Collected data
** START **

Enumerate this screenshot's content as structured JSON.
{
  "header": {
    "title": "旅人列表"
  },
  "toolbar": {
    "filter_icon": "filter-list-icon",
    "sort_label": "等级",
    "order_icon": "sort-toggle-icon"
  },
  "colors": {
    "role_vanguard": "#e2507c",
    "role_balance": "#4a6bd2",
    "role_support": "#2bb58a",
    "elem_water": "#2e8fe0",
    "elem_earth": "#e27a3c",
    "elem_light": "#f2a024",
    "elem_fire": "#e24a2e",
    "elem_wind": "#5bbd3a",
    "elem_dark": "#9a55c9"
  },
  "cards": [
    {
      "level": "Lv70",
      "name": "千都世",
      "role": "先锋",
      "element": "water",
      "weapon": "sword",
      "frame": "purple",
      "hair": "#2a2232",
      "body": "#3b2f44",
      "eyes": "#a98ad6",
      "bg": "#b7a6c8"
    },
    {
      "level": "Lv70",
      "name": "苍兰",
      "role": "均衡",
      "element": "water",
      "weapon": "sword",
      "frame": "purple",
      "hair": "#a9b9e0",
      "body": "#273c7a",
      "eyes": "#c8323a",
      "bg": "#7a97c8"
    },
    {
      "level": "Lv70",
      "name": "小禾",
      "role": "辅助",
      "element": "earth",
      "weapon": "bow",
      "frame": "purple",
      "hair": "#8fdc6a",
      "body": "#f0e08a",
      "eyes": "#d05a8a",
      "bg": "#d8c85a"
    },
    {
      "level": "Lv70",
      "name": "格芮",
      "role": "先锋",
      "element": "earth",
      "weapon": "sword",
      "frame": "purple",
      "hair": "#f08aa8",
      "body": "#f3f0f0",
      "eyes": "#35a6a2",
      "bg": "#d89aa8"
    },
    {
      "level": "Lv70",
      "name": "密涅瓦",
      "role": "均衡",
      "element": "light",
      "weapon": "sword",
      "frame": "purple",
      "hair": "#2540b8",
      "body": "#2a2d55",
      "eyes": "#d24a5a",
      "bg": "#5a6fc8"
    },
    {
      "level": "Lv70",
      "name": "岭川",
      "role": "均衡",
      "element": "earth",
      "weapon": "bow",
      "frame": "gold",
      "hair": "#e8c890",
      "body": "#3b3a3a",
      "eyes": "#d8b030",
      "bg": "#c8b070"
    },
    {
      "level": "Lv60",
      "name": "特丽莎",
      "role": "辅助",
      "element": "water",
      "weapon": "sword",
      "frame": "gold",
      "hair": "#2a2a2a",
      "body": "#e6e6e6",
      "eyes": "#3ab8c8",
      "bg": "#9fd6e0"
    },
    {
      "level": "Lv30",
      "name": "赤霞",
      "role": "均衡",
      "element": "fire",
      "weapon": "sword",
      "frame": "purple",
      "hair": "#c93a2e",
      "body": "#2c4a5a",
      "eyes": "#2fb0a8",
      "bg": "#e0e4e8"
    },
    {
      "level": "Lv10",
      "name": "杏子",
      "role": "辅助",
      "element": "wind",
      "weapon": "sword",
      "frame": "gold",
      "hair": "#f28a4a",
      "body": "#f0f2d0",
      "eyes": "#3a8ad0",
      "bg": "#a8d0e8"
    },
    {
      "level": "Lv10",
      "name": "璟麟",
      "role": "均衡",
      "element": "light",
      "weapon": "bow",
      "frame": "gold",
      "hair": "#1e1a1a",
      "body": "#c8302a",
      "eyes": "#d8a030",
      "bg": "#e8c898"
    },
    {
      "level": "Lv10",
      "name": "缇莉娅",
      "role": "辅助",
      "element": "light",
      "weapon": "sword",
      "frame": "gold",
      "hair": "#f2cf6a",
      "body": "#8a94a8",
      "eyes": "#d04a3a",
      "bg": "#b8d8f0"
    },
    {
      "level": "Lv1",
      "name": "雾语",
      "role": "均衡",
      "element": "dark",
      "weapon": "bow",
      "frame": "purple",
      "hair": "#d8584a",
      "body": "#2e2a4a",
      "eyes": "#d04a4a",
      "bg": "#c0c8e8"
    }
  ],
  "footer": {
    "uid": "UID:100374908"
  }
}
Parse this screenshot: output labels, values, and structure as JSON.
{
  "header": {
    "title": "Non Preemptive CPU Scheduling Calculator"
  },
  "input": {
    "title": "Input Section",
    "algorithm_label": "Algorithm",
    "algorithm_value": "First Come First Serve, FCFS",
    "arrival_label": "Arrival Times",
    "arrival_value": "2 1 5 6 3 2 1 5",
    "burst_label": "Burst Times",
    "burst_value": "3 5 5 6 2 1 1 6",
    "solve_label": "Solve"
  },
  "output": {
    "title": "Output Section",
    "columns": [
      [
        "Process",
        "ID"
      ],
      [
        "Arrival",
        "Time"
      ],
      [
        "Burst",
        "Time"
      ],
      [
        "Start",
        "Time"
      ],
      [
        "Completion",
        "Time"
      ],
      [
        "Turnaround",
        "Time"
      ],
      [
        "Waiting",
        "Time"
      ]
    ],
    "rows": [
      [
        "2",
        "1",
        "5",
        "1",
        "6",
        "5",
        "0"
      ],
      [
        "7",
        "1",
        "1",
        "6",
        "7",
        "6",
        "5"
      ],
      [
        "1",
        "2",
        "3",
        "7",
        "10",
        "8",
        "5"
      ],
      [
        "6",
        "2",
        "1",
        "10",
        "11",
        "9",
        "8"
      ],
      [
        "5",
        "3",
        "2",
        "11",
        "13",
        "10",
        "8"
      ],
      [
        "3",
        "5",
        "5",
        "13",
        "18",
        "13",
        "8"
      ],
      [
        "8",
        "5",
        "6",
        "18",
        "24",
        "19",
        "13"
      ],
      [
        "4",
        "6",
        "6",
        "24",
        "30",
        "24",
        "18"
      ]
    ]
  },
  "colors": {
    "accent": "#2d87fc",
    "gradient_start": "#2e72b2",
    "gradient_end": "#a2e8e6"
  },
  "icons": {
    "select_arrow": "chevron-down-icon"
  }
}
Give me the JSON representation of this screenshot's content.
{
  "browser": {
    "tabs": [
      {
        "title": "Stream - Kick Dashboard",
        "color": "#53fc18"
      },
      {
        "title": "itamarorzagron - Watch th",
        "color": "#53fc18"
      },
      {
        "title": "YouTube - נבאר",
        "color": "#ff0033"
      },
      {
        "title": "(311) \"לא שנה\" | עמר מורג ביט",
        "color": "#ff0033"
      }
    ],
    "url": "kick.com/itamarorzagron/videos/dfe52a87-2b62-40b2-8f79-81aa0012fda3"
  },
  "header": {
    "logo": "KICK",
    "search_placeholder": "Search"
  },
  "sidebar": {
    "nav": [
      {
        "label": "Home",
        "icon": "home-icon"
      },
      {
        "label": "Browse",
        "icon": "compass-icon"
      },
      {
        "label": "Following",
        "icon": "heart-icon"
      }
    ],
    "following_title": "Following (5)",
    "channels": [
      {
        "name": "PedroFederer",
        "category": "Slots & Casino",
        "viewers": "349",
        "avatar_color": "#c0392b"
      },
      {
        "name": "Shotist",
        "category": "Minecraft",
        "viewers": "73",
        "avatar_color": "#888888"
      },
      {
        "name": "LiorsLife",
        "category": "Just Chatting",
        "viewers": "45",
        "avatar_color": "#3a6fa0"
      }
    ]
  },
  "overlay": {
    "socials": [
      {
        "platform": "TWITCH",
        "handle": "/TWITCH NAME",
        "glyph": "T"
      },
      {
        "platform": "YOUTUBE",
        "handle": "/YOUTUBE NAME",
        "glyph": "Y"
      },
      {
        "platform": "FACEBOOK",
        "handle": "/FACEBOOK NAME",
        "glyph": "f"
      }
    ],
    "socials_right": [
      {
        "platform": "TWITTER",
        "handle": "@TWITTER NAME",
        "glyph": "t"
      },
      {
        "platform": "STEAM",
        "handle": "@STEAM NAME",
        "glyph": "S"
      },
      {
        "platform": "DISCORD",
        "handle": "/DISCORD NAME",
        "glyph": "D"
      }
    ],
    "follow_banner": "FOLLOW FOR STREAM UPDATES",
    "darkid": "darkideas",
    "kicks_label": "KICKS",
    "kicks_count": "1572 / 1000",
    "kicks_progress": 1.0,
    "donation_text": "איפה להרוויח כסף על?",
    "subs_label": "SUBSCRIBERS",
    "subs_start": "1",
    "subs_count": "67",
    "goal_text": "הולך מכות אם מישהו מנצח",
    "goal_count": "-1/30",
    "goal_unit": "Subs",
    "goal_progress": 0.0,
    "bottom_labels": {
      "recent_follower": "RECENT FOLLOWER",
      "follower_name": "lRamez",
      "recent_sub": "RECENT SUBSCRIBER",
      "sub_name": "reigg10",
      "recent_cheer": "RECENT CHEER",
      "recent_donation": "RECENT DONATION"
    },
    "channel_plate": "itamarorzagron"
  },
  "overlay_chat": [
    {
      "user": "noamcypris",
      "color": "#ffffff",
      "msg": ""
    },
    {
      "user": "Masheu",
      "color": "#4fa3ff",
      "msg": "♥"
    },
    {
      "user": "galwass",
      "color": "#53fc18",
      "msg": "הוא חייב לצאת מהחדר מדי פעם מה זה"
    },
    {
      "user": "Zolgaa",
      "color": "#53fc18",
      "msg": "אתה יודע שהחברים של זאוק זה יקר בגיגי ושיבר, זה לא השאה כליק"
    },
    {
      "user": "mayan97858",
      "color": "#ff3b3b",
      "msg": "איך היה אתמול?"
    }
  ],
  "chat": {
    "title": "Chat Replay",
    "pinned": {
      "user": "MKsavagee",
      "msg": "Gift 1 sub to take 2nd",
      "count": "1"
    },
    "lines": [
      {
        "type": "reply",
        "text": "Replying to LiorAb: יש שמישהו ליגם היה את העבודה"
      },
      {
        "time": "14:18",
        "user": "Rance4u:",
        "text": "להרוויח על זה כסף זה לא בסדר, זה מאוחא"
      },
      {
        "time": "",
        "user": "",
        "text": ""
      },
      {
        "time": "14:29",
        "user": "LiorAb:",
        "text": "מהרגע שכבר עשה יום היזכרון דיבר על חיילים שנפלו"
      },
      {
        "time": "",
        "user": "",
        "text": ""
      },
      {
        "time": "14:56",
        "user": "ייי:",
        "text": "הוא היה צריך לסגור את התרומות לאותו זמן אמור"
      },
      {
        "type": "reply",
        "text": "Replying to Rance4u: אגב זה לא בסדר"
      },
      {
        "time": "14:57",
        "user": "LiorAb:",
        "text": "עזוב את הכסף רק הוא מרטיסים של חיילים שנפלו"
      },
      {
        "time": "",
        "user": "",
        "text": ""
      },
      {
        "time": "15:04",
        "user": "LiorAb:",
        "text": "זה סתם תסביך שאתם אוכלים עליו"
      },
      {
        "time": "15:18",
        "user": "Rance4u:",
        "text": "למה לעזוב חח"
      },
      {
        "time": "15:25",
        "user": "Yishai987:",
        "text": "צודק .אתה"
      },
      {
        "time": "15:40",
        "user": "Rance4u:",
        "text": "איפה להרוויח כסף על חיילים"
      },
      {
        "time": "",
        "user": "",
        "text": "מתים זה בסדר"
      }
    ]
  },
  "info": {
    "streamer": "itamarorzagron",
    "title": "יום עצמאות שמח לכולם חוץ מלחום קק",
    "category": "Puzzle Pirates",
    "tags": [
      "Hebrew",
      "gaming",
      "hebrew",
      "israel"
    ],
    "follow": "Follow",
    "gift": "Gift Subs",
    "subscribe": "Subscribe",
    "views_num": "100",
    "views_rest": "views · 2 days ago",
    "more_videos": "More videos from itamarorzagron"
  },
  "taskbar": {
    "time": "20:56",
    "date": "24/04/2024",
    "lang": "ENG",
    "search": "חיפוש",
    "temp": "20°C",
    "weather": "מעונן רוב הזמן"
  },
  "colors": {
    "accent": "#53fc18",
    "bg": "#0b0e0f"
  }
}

** END **

_PROBLEM STATEMENT_:
Count how many lines contain "איפה" and give only that count.

_EXERCISE RESULT_:
2